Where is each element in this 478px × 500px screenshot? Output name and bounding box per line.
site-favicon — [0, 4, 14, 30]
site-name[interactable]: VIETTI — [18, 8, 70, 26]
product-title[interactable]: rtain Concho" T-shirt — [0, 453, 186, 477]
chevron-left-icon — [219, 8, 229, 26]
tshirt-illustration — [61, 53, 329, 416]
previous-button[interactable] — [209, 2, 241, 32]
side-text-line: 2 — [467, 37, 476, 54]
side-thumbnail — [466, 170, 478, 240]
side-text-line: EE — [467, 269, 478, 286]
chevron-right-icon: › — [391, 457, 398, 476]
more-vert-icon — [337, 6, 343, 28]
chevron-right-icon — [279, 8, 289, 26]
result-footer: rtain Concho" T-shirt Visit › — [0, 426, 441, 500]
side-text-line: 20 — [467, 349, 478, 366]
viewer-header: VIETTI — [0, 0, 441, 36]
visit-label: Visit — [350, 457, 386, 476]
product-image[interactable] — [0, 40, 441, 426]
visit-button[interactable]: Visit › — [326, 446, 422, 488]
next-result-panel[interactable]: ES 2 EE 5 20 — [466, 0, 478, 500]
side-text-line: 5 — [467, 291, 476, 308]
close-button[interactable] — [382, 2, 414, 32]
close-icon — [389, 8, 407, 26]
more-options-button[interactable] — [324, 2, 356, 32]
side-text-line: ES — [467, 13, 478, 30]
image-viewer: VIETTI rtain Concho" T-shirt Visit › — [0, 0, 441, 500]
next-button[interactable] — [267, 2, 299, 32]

----

* What you need to do *
Copy the records above word for word, keeping every line in its original order.

* Exercise answer *
Where is each element in this 478px × 500px screenshot? Output name and bounding box per line.
site-favicon — [0, 4, 14, 30]
site-name[interactable]: VIETTI — [18, 8, 70, 26]
product-title[interactable]: rtain Concho" T-shirt — [0, 453, 186, 477]
chevron-left-icon — [219, 8, 229, 26]
tshirt-illustration — [61, 53, 329, 416]
previous-button[interactable] — [209, 2, 241, 32]
side-text-line: 2 — [467, 37, 476, 54]
side-thumbnail — [466, 170, 478, 240]
side-text-line: EE — [467, 269, 478, 286]
chevron-right-icon: › — [391, 457, 398, 476]
more-vert-icon — [337, 6, 343, 28]
chevron-right-icon — [279, 8, 289, 26]
result-footer: rtain Concho" T-shirt Visit › — [0, 426, 441, 500]
side-text-line: 20 — [467, 349, 478, 366]
viewer-header: VIETTI — [0, 0, 441, 36]
visit-label: Visit — [350, 457, 386, 476]
product-image[interactable] — [0, 40, 441, 426]
visit-button[interactable]: Visit › — [326, 446, 422, 488]
next-result-panel[interactable]: ES 2 EE 5 20 — [466, 0, 478, 500]
side-text-line: 5 — [467, 291, 476, 308]
close-button[interactable] — [382, 2, 414, 32]
close-icon — [389, 8, 407, 26]
more-options-button[interactable] — [324, 2, 356, 32]
side-text-line: ES — [467, 13, 478, 30]
image-viewer: VIETTI rtain Concho" T-shirt Visit › — [0, 0, 441, 500]
next-button[interactable] — [267, 2, 299, 32]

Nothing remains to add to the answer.